## Written problem
Transcribe the entries that follow, word for word.
-- start of Material --
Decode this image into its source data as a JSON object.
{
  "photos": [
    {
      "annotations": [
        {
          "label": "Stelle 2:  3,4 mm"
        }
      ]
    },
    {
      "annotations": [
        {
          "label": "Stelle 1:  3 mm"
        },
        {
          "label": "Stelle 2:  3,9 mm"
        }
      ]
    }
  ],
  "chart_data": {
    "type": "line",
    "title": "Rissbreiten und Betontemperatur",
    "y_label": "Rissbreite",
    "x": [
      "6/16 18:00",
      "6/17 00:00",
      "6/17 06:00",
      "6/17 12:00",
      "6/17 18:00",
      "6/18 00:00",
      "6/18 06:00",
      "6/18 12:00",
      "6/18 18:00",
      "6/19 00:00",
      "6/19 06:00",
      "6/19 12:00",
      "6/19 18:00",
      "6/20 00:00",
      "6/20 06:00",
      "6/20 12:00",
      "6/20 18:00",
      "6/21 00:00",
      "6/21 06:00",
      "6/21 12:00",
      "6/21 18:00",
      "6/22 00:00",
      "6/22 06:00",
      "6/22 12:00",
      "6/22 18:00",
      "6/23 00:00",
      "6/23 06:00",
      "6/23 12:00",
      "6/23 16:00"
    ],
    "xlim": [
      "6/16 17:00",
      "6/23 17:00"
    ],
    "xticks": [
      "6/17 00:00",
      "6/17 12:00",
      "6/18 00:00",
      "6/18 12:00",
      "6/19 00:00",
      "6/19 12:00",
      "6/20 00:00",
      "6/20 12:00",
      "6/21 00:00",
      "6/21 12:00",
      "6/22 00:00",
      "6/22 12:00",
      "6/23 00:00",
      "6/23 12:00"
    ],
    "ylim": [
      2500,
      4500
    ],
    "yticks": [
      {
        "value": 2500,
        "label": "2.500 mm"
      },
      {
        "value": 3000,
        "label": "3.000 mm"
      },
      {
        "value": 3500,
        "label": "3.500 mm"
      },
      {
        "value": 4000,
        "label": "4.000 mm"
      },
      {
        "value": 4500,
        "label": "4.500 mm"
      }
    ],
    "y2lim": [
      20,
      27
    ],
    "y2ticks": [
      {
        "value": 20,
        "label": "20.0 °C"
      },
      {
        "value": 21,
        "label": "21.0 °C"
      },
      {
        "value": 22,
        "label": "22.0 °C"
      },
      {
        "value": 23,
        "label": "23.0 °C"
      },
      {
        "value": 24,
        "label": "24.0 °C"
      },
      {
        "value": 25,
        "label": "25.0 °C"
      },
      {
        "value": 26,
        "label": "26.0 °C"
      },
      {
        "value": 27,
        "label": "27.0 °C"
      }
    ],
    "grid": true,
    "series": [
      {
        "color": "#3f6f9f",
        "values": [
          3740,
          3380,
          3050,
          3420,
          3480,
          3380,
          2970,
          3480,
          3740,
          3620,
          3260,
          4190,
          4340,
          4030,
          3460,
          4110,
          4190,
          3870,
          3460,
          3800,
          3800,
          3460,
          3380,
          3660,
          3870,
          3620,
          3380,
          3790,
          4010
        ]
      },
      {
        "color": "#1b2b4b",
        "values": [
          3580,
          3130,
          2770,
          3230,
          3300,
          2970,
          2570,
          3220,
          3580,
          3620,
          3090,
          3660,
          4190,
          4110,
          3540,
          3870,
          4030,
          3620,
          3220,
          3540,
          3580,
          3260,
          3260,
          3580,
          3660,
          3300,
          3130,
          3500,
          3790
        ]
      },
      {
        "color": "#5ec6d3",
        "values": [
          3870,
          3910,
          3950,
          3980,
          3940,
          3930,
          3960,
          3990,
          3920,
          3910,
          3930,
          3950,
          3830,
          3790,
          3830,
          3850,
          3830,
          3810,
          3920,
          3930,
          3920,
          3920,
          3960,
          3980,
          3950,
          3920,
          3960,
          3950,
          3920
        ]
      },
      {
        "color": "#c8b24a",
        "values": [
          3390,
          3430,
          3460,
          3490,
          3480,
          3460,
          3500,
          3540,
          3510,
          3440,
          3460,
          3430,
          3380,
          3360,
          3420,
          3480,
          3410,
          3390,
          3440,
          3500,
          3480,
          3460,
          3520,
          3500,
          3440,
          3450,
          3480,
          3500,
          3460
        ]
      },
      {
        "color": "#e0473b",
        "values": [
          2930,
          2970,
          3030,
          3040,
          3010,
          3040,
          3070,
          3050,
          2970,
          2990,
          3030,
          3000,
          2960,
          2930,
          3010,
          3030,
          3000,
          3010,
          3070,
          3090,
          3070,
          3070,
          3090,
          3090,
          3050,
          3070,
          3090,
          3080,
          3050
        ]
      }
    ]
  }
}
-- end of Material --
## Reply to the exercise
Decode this image into its source data as a JSON object.
{
  "photos": [
    {
      "annotations": [
        {
          "label": "Stelle 2:  3,4 mm"
        }
      ]
    },
    {
      "annotations": [
        {
          "label": "Stelle 1:  3 mm"
        },
        {
          "label": "Stelle 2:  3,9 mm"
        }
      ]
    }
  ],
  "chart_data": {
    "type": "line",
    "title": "Rissbreiten und Betontemperatur",
    "y_label": "Rissbreite",
    "x": [
      "6/16 18:00",
      "6/17 00:00",
      "6/17 06:00",
      "6/17 12:00",
      "6/17 18:00",
      "6/18 00:00",
      "6/18 06:00",
      "6/18 12:00",
      "6/18 18:00",
      "6/19 00:00",
      "6/19 06:00",
      "6/19 12:00",
      "6/19 18:00",
      "6/20 00:00",
      "6/20 06:00",
      "6/20 12:00",
      "6/20 18:00",
      "6/21 00:00",
      "6/21 06:00",
      "6/21 12:00",
      "6/21 18:00",
      "6/22 00:00",
      "6/22 06:00",
      "6/22 12:00",
      "6/22 18:00",
      "6/23 00:00",
      "6/23 06:00",
      "6/23 12:00",
      "6/23 16:00"
    ],
    "xlim": [
      "6/16 17:00",
      "6/23 17:00"
    ],
    "xticks": [
      "6/17 00:00",
      "6/17 12:00",
      "6/18 00:00",
      "6/18 12:00",
      "6/19 00:00",
      "6/19 12:00",
      "6/20 00:00",
      "6/20 12:00",
      "6/21 00:00",
      "6/21 12:00",
      "6/22 00:00",
      "6/22 12:00",
      "6/23 00:00",
      "6/23 12:00"
    ],
    "ylim": [
      2500,
      4500
    ],
    "yticks": [
      {
        "value": 2500,
        "label": "2.500 mm"
      },
      {
        "value": 3000,
        "label": "3.000 mm"
      },
      {
        "value": 3500,
        "label": "3.500 mm"
      },
      {
        "value": 4000,
        "label": "4.000 mm"
      },
      {
        "value": 4500,
        "label": "4.500 mm"
      }
    ],
    "y2lim": [
      20,
      27
    ],
    "y2ticks": [
      {
        "value": 20,
        "label": "20.0 °C"
      },
      {
        "value": 21,
        "label": "21.0 °C"
      },
      {
        "value": 22,
        "label": "22.0 °C"
      },
      {
        "value": 23,
        "label": "23.0 °C"
      },
      {
        "value": 24,
        "label": "24.0 °C"
      },
      {
        "value": 25,
        "label": "25.0 °C"
      },
      {
        "value": 26,
        "label": "26.0 °C"
      },
      {
        "value": 27,
        "label": "27.0 °C"
      }
    ],
    "grid": true,
    "series": [
      {
        "color": "#3f6f9f",
        "values": [
          3740,
          3380,
          3050,
          3420,
          3480,
          3380,
          2970,
          3480,
          3740,
          3620,
          3260,
          4190,
          4340,
          4030,
          3460,
          4110,
          4190,
          3870,
          3460,
          3800,
          3800,
          3460,
          3380,
          3660,
          3870,
          3620,
          3380,
          3790,
          4010
        ]
      },
      {
        "color": "#1b2b4b",
        "values": [
          3580,
          3130,
          2770,
          3230,
          3300,
          2970,
          2570,
          3220,
          3580,
          3620,
          3090,
          3660,
          4190,
          4110,
          3540,
          3870,
          4030,
          3620,
          3220,
          3540,
          3580,
          3260,
          3260,
          3580,
          3660,
          3300,
          3130,
          3500,
          3790
        ]
      },
      {
        "color": "#5ec6d3",
        "values": [
          3870,
          3910,
          3950,
          3980,
          3940,
          3930,
          3960,
          3990,
          3920,
          3910,
          3930,
          3950,
          3830,
          3790,
          3830,
          3850,
          3830,
          3810,
          3920,
          3930,
          3920,
          3920,
          3960,
          3980,
          3950,
          3920,
          3960,
          3950,
          3920
        ]
      },
      {
        "color": "#c8b24a",
        "values": [
          3390,
          3430,
          3460,
          3490,
          3480,
          3460,
          3500,
          3540,
          3510,
          3440,
          3460,
          3430,
          3380,
          3360,
          3420,
          3480,
          3410,
          3390,
          3440,
          3500,
          3480,
          3460,
          3520,
          3500,
          3440,
          3450,
          3480,
          3500,
          3460
        ]
      },
      {
        "color": "#e0473b",
        "values": [
          2930,
          2970,
          3030,
          3040,
          3010,
          3040,
          3070,
          3050,
          2970,
          2990,
          3030,
          3000,
          2960,
          2930,
          3010,
          3030,
          3000,
          3010,
          3070,
          3090,
          3070,
          3070,
          3090,
          3090,
          3050,
          3070,
          3090,
          3080,
          3050
        ]
      }
    ]
  }
}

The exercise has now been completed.